* WHAT NEEDS TO BE DONE: Set down the whole listing verbatim.

(Records from a collection)
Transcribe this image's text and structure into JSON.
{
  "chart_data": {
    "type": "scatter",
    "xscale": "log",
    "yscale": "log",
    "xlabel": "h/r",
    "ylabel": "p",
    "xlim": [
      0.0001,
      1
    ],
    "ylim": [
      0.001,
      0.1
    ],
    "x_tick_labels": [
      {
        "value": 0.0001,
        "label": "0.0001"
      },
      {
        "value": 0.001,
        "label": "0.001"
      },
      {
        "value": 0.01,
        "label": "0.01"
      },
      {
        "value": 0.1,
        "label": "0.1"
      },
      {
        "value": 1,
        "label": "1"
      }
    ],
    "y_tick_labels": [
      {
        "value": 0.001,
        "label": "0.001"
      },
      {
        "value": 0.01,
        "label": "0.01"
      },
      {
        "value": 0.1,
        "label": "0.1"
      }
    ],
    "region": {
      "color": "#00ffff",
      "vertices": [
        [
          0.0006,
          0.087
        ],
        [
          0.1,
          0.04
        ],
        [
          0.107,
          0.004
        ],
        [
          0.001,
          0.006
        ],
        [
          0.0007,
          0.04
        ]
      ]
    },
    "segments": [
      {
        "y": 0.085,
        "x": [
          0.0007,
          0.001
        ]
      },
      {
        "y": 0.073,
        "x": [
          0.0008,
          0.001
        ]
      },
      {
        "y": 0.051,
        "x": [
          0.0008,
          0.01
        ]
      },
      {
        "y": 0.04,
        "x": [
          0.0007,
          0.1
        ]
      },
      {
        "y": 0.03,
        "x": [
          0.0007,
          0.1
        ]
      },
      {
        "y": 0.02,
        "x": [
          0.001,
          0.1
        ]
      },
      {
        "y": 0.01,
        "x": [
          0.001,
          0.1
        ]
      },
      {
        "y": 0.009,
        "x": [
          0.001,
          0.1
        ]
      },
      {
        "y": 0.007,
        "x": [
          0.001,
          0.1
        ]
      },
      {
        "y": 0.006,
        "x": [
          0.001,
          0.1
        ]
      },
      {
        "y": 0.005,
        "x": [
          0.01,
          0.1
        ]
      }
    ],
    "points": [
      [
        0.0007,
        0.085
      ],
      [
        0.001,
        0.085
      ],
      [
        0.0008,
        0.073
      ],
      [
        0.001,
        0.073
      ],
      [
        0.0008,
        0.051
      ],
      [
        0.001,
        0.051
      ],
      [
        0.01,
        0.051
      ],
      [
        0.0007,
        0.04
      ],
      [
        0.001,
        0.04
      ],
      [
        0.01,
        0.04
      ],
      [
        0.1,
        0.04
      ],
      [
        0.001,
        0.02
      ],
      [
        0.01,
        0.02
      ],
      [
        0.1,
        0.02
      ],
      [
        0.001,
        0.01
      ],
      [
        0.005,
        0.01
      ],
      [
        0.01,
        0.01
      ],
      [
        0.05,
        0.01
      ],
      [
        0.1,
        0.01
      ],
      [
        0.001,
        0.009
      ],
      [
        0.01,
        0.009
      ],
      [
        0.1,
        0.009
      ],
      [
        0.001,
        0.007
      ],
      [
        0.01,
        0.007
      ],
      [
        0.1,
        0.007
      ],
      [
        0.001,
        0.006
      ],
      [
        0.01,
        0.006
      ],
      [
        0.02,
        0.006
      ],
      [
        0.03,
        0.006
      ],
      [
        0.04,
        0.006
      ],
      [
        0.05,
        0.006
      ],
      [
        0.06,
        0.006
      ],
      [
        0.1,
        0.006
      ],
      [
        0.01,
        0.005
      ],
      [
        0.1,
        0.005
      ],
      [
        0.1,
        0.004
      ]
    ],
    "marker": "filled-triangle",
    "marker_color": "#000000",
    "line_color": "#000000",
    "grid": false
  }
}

* WRITTEN ANSWER:
Transcribe this image's text and structure into JSON.
{
  "chart_data": {
    "type": "scatter",
    "xscale": "log",
    "yscale": "log",
    "xlabel": "h/r",
    "ylabel": "p",
    "xlim": [
      0.0001,
      1
    ],
    "ylim": [
      0.001,
      0.1
    ],
    "x_tick_labels": [
      {
        "value": 0.0001,
        "label": "0.0001"
      },
      {
        "value": 0.001,
        "label": "0.001"
      },
      {
        "value": 0.01,
        "label": "0.01"
      },
      {
        "value": 0.1,
        "label": "0.1"
      },
      {
        "value": 1,
        "label": "1"
      }
    ],
    "y_tick_labels": [
      {
        "value": 0.001,
        "label": "0.001"
      },
      {
        "value": 0.01,
        "label": "0.01"
      },
      {
        "value": 0.1,
        "label": "0.1"
      }
    ],
    "region": {
      "color": "#00ffff",
      "vertices": [
        [
          0.0006,
          0.087
        ],
        [
          0.1,
          0.04
        ],
        [
          0.107,
          0.004
        ],
        [
          0.001,
          0.006
        ],
        [
          0.0007,
          0.04
        ]
      ]
    },
    "segments": [
      {
        "y": 0.085,
        "x": [
          0.0007,
          0.001
        ]
      },
      {
        "y": 0.073,
        "x": [
          0.0008,
          0.001
        ]
      },
      {
        "y": 0.051,
        "x": [
          0.0008,
          0.01
        ]
      },
      {
        "y": 0.04,
        "x": [
          0.0007,
          0.1
        ]
      },
      {
        "y": 0.03,
        "x": [
          0.0007,
          0.1
        ]
      },
      {
        "y": 0.02,
        "x": [
          0.001,
          0.1
        ]
      },
      {
        "y": 0.01,
        "x": [
          0.001,
          0.1
        ]
      },
      {
        "y": 0.009,
        "x": [
          0.001,
          0.1
        ]
      },
      {
        "y": 0.007,
        "x": [
          0.001,
          0.1
        ]
      },
      {
        "y": 0.006,
        "x": [
          0.001,
          0.1
        ]
      },
      {
        "y": 0.005,
        "x": [
          0.01,
          0.1
        ]
      }
    ],
    "points": [
      [
        0.0007,
        0.085
      ],
      [
        0.001,
        0.085
      ],
      [
        0.0008,
        0.073
      ],
      [
        0.001,
        0.073
      ],
      [
        0.0008,
        0.051
      ],
      [
        0.001,
        0.051
      ],
      [
        0.01,
        0.051
      ],
      [
        0.0007,
        0.04
      ],
      [
        0.001,
        0.04
      ],
      [
        0.01,
        0.04
      ],
      [
        0.1,
        0.04
      ],
      [
        0.001,
        0.02
      ],
      [
        0.01,
        0.02
      ],
      [
        0.1,
        0.02
      ],
      [
        0.001,
        0.01
      ],
      [
        0.005,
        0.01
      ],
      [
        0.01,
        0.01
      ],
      [
        0.05,
        0.01
      ],
      [
        0.1,
        0.01
      ],
      [
        0.001,
        0.009
      ],
      [
        0.01,
        0.009
      ],
      [
        0.1,
        0.009
      ],
      [
        0.001,
        0.007
      ],
      [
        0.01,
        0.007
      ],
      [
        0.1,
        0.007
      ],
      [
        0.001,
        0.006
      ],
      [
        0.01,
        0.006
      ],
      [
        0.02,
        0.006
      ],
      [
        0.03,
        0.006
      ],
      [
        0.04,
        0.006
      ],
      [
        0.05,
        0.006
      ],
      [
        0.06,
        0.006
      ],
      [
        0.1,
        0.006
      ],
      [
        0.01,
        0.005
      ],
      [
        0.1,
        0.005
      ],
      [
        0.1,
        0.004
      ]
    ],
    "marker": "filled-triangle",
    "marker_color": "#000000",
    "line_color": "#000000",
    "grid": false
  }
}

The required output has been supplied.